Brief:
Your task is to filter the data below down to the lines holding "Convention".

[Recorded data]
◇ ◇ ◇ ◇

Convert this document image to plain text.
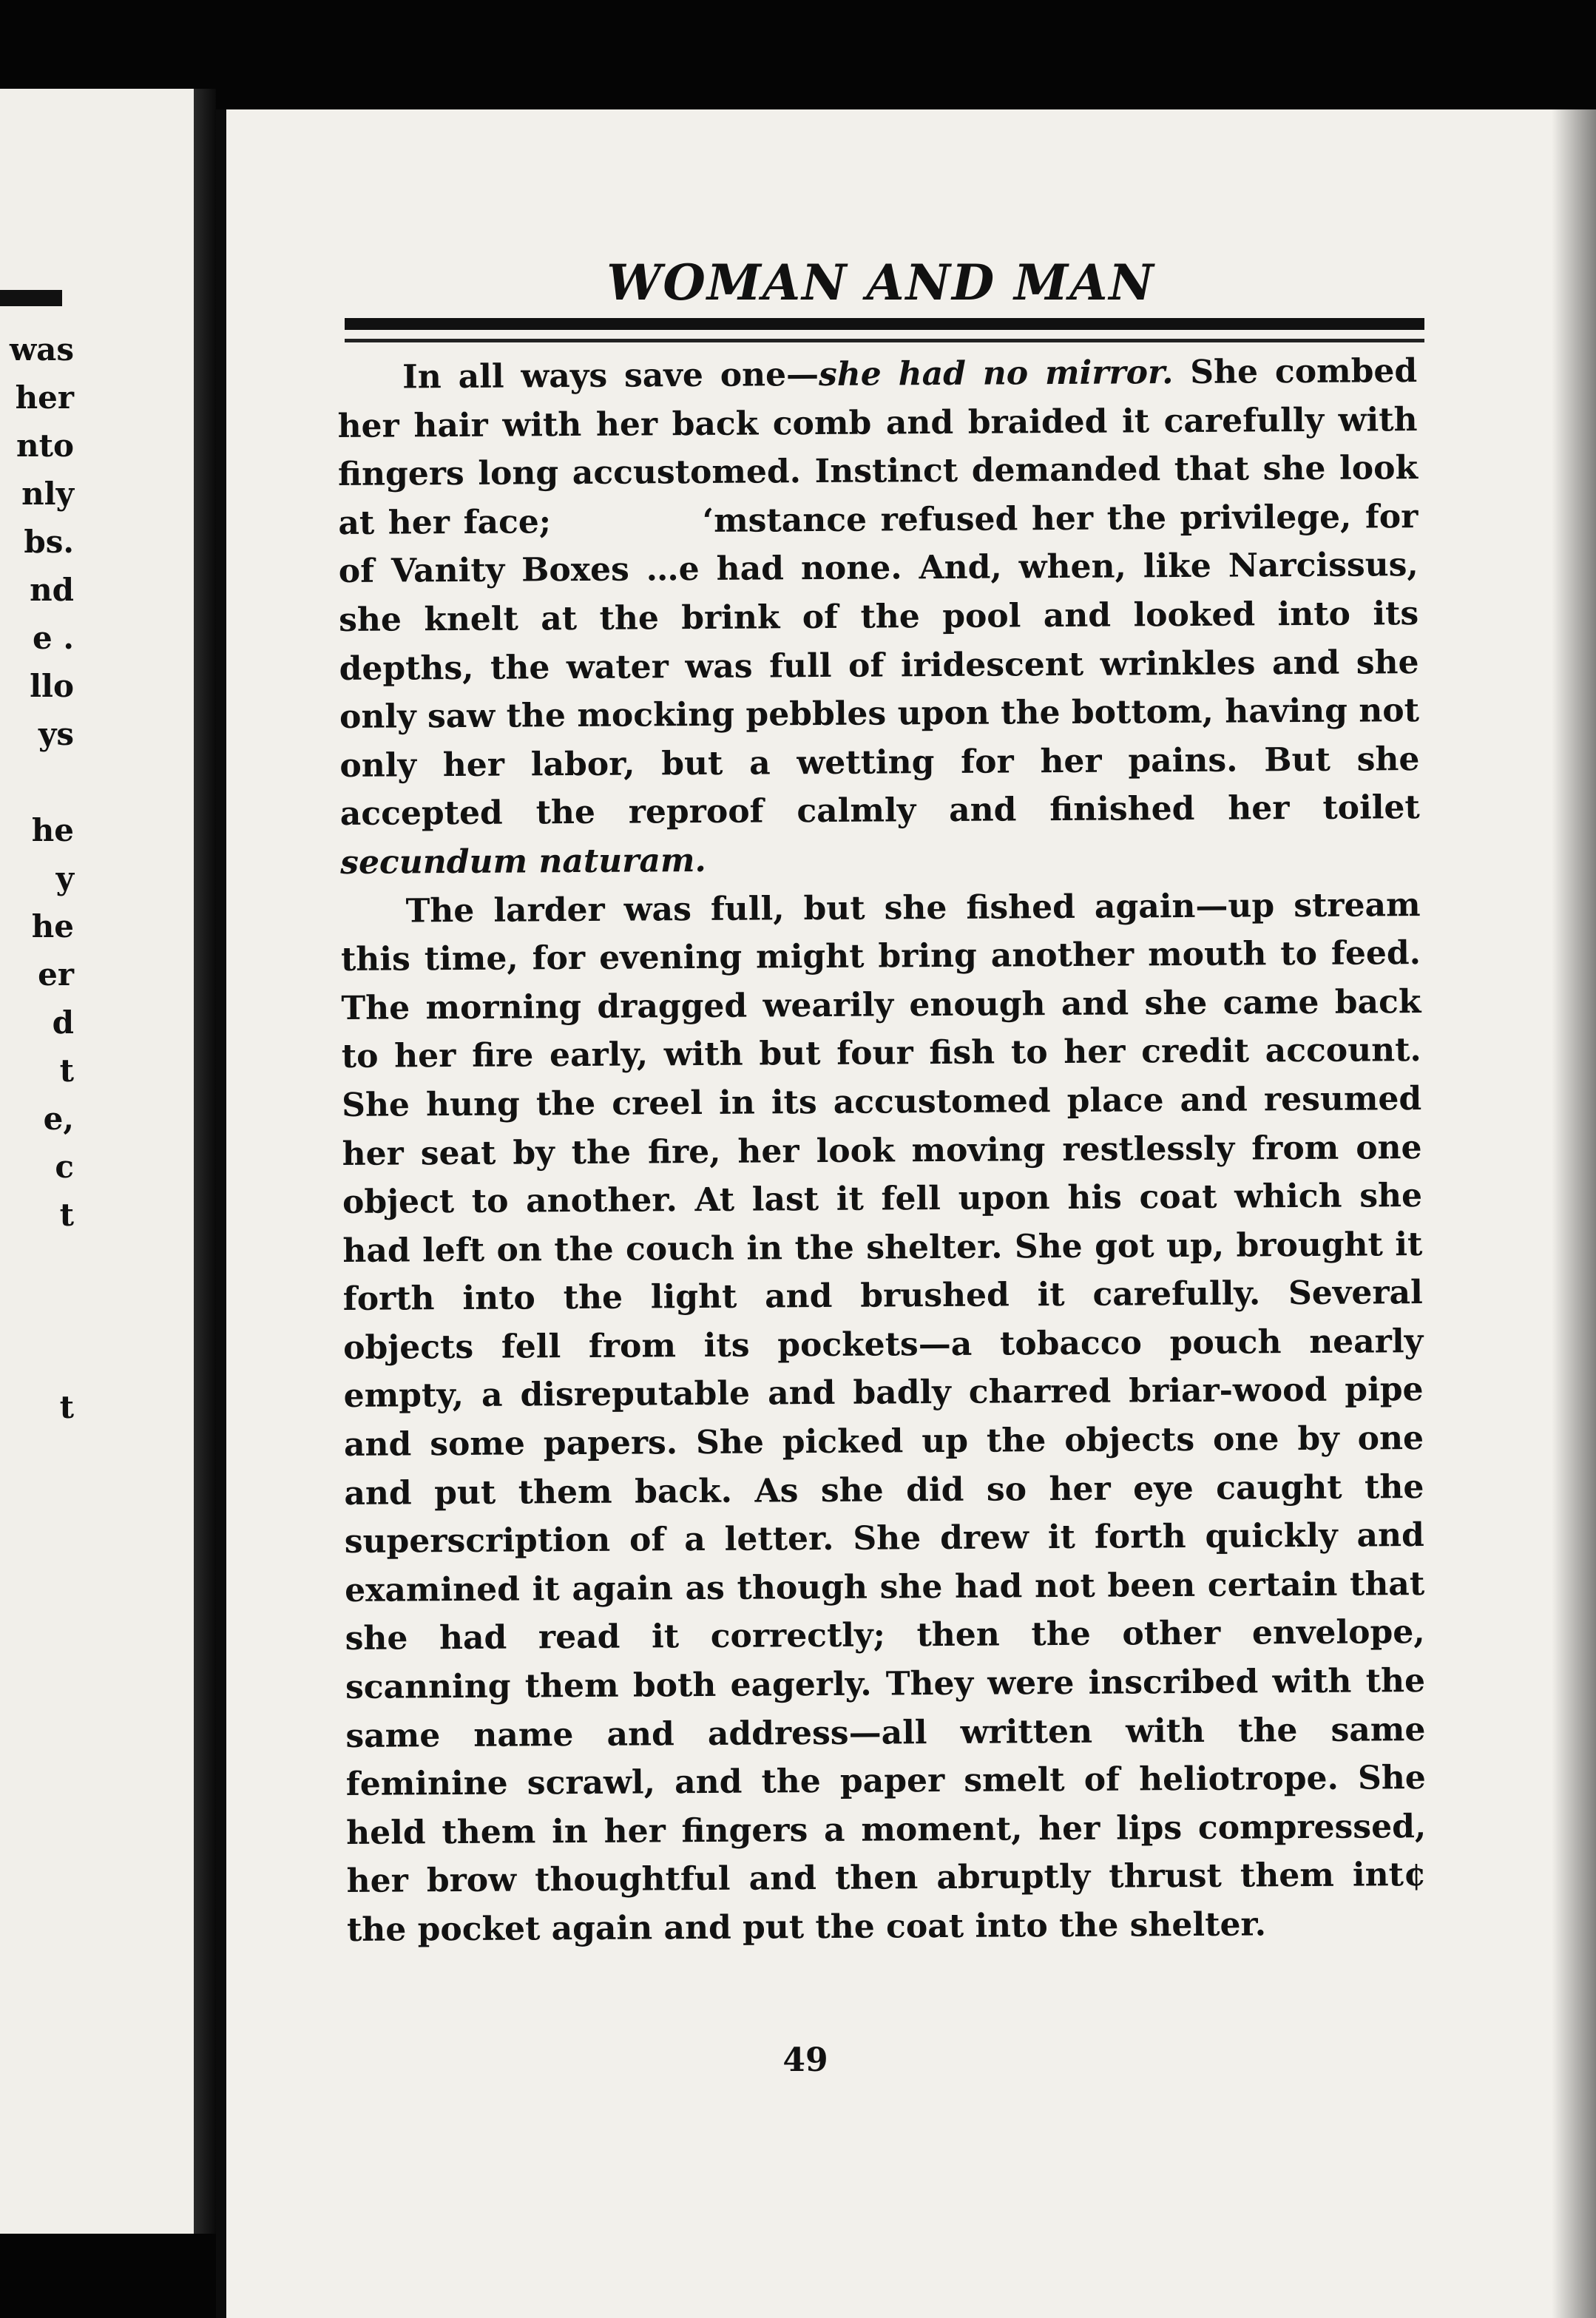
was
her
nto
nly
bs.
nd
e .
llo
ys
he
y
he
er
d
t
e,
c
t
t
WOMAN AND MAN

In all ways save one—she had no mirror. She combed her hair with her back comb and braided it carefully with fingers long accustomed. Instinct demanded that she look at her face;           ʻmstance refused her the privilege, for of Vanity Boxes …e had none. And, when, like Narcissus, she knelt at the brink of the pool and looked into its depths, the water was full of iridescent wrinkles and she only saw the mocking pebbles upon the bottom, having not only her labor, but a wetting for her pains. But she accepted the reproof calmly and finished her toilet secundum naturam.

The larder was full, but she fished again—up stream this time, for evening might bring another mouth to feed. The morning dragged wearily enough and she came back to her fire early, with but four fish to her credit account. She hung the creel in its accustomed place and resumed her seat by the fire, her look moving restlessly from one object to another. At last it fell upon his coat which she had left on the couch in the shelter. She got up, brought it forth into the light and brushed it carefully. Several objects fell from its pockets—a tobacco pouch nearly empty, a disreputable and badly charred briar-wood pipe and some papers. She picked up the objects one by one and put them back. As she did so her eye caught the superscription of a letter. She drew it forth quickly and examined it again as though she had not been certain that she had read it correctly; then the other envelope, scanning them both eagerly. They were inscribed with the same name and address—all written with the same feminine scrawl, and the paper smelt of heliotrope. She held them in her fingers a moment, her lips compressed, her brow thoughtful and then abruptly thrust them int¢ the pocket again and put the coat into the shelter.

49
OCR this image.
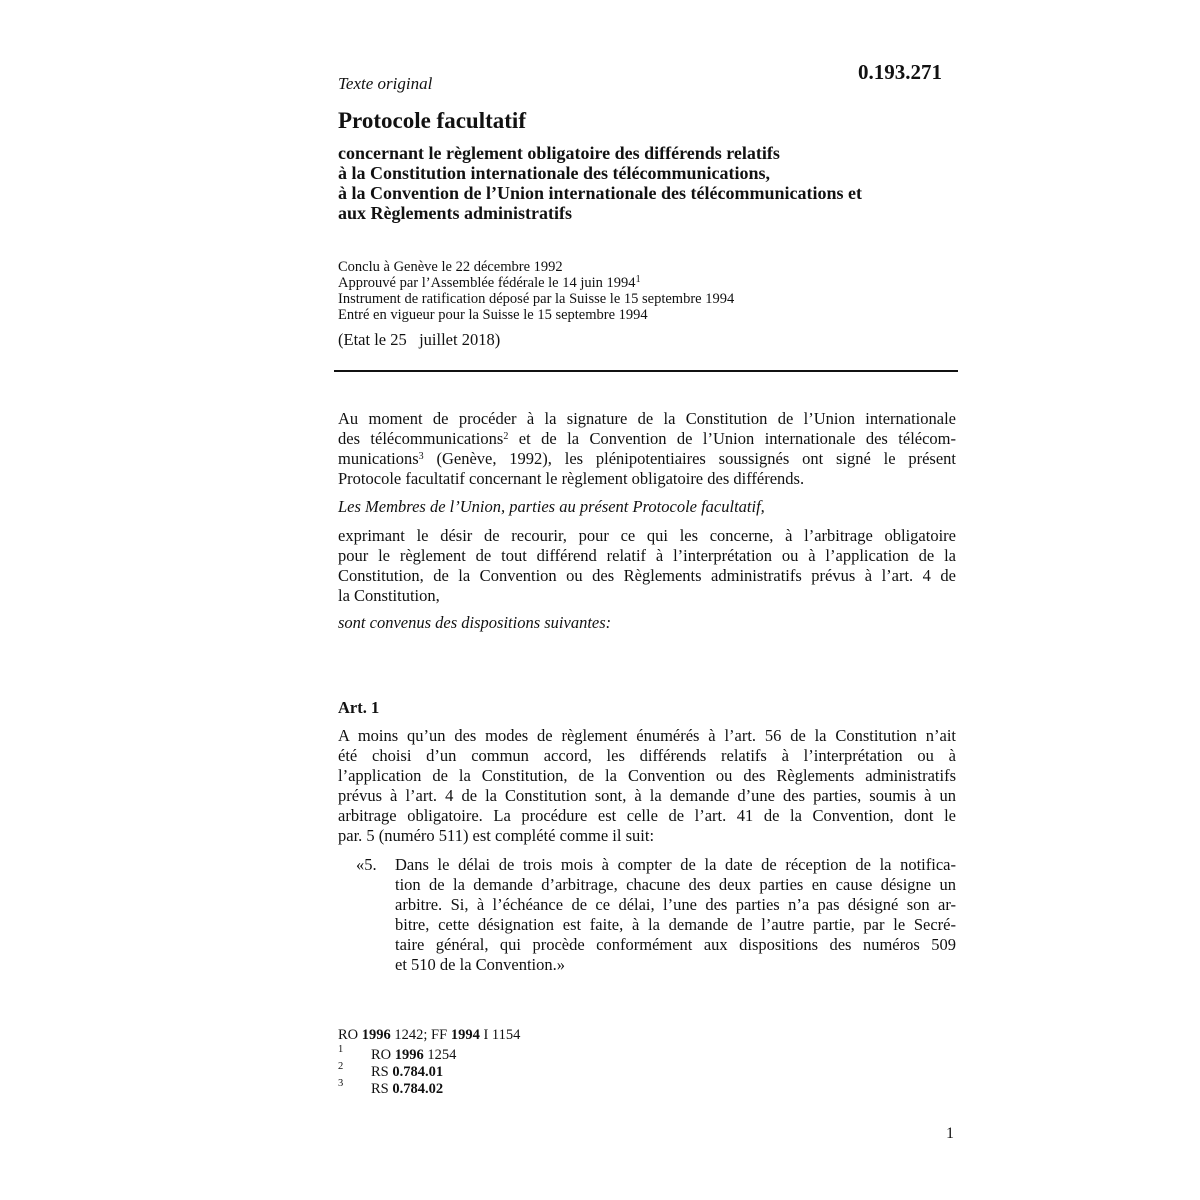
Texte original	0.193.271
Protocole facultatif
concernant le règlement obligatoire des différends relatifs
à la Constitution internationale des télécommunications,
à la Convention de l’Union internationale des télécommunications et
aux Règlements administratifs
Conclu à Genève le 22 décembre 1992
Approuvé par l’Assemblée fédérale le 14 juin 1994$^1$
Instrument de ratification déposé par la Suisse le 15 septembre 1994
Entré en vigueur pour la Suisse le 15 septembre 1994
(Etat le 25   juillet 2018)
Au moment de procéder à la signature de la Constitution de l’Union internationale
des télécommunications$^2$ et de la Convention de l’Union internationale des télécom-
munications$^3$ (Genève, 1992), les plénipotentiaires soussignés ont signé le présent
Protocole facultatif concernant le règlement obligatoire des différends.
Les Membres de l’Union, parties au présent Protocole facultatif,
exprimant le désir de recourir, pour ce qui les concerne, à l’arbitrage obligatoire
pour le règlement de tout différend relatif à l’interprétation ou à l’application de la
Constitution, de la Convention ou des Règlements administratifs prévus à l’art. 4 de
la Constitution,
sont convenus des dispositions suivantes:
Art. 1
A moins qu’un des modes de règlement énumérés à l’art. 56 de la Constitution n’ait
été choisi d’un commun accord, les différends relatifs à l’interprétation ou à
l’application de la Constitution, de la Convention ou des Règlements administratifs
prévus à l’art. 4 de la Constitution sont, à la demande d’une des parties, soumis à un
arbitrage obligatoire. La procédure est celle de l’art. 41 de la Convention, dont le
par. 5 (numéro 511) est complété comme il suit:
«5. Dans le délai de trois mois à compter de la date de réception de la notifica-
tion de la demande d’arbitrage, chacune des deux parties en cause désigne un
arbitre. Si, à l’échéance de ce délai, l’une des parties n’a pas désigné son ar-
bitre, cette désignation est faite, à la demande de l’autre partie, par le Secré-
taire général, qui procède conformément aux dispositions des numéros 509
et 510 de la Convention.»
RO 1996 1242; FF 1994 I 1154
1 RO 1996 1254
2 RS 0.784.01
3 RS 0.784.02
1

◇ ◇ ◇ ◇

Answer to the task:
à la Convention de l’Union internationale des télécommunications et
des télécommunications$^2$ et de la Convention de l’Union internationale des télécom-
Constitution, de la Convention ou des Règlements administratifs prévus à l’art. 4 de
l’application de la Constitution, de la Convention ou des Règlements administratifs
arbitrage obligatoire. La procédure est celle de l’art. 41 de la Convention, dont le
et 510 de la Convention.»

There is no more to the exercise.